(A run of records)
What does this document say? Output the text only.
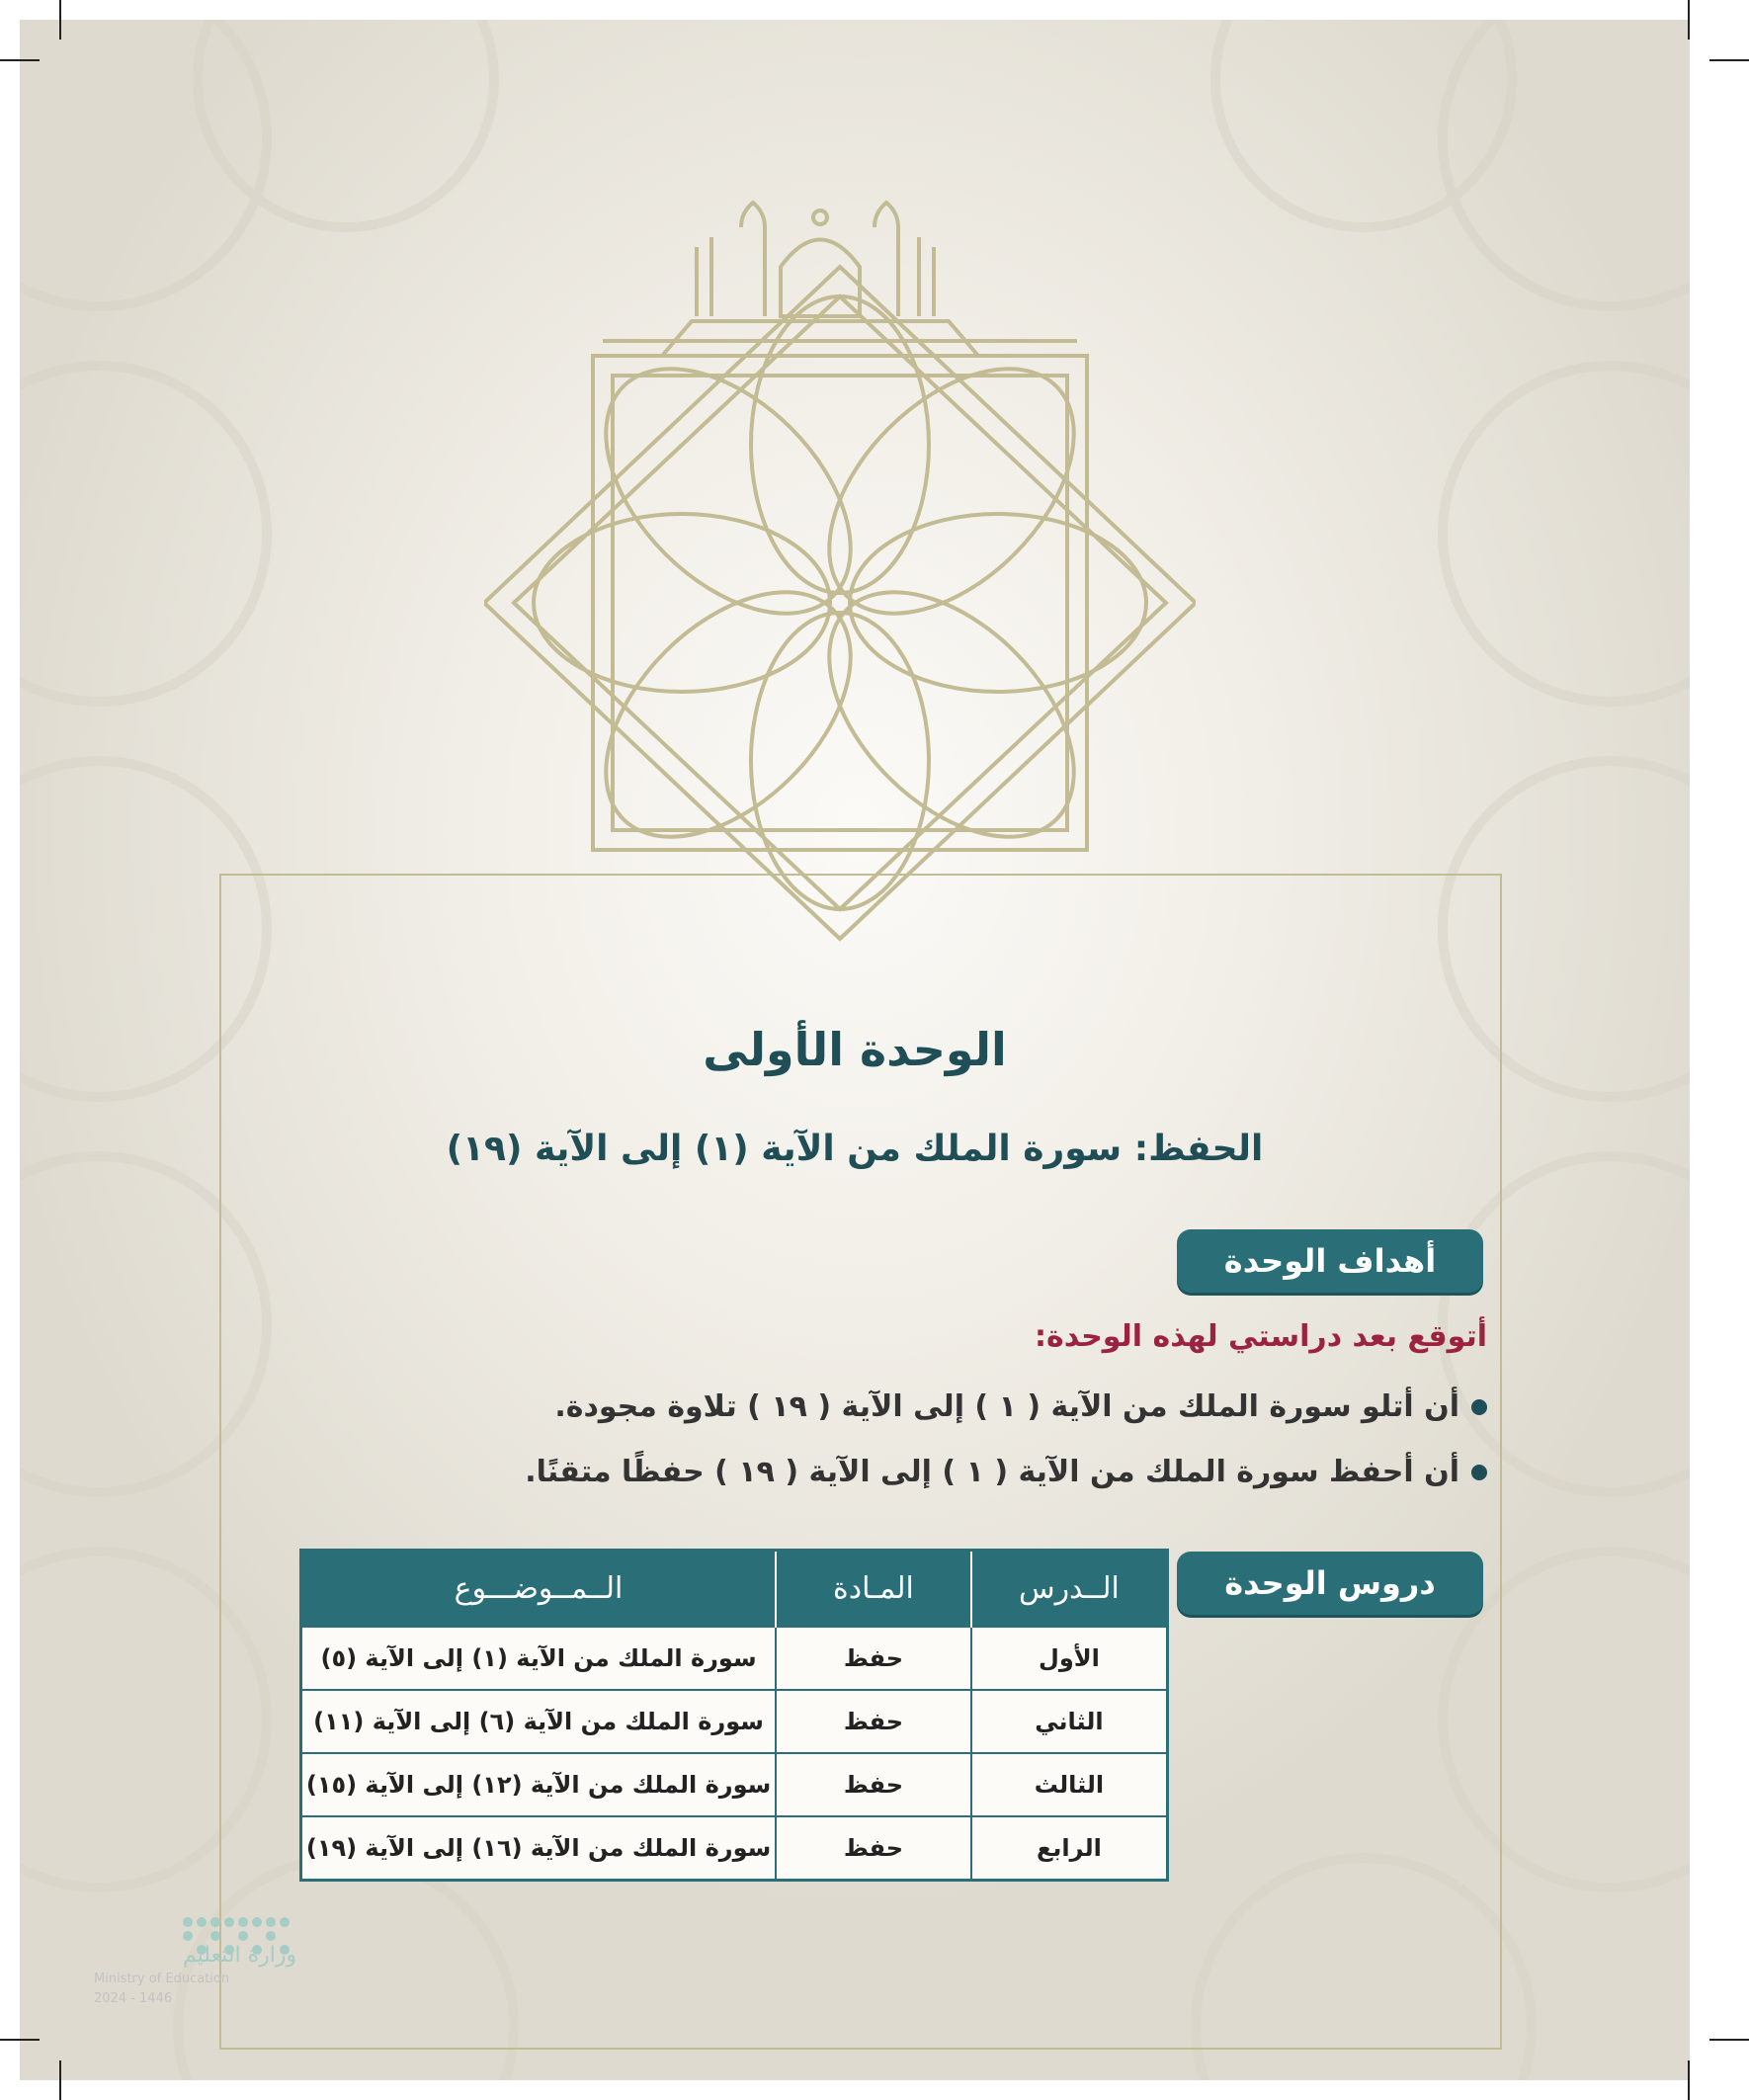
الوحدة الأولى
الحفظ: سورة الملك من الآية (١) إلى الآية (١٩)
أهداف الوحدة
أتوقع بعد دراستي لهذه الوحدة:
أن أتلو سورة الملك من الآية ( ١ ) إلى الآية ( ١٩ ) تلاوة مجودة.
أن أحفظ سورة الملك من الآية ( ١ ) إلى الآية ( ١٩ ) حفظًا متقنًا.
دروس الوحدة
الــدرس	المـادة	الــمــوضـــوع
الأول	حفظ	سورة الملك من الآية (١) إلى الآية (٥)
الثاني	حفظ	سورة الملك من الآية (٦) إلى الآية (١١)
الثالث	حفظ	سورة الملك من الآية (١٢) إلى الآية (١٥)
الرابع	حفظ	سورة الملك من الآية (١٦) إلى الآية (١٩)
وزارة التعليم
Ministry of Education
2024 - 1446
...
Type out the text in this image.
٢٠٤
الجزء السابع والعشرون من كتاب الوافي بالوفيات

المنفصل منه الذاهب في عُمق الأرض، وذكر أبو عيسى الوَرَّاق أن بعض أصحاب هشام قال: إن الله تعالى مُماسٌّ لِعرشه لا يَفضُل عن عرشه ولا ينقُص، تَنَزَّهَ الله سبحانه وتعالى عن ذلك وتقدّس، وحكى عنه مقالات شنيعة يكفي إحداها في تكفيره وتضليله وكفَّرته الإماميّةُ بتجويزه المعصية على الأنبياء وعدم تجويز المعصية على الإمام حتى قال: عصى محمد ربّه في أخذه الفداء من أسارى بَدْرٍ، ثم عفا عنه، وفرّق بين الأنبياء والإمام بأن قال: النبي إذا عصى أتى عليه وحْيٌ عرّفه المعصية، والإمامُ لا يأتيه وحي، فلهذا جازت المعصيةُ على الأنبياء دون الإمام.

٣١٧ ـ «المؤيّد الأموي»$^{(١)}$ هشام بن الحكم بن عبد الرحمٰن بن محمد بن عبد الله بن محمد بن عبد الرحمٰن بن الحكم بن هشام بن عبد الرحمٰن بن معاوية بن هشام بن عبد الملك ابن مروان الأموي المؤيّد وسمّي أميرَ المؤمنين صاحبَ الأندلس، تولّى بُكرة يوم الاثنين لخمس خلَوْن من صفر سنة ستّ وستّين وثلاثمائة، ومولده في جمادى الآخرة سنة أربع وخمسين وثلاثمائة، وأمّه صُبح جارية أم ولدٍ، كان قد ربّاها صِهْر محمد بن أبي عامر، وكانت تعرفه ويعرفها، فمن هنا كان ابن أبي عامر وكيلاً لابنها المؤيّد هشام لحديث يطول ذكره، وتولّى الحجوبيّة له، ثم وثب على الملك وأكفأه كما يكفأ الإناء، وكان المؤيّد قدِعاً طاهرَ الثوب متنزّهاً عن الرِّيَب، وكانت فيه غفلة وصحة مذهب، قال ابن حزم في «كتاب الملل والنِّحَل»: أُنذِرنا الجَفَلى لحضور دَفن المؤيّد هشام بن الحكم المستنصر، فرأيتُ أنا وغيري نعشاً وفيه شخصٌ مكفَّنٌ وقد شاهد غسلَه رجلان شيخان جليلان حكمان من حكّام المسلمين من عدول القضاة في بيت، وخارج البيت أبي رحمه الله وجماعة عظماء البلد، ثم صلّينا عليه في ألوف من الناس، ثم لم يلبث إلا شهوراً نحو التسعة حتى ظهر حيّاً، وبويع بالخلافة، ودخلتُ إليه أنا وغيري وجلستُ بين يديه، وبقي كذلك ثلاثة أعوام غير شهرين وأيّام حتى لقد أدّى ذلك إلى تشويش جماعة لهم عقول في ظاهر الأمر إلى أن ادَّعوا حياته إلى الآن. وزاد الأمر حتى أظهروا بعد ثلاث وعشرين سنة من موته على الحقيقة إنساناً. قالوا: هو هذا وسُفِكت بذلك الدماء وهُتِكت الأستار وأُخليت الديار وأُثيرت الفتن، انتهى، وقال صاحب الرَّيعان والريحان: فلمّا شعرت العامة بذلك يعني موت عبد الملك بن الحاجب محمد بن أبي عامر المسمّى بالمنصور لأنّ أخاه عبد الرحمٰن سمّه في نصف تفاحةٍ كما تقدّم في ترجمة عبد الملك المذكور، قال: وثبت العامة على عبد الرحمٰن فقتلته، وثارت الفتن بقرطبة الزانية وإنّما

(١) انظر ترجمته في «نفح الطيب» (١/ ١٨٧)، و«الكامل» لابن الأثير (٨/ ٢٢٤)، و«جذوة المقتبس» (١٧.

◆ **Your instructions**:
In the listing above, locate each line with "text" and copy it.

◆ **Answer to the exercise**:
What does this document say? Output the text only.
Type out the text in this image.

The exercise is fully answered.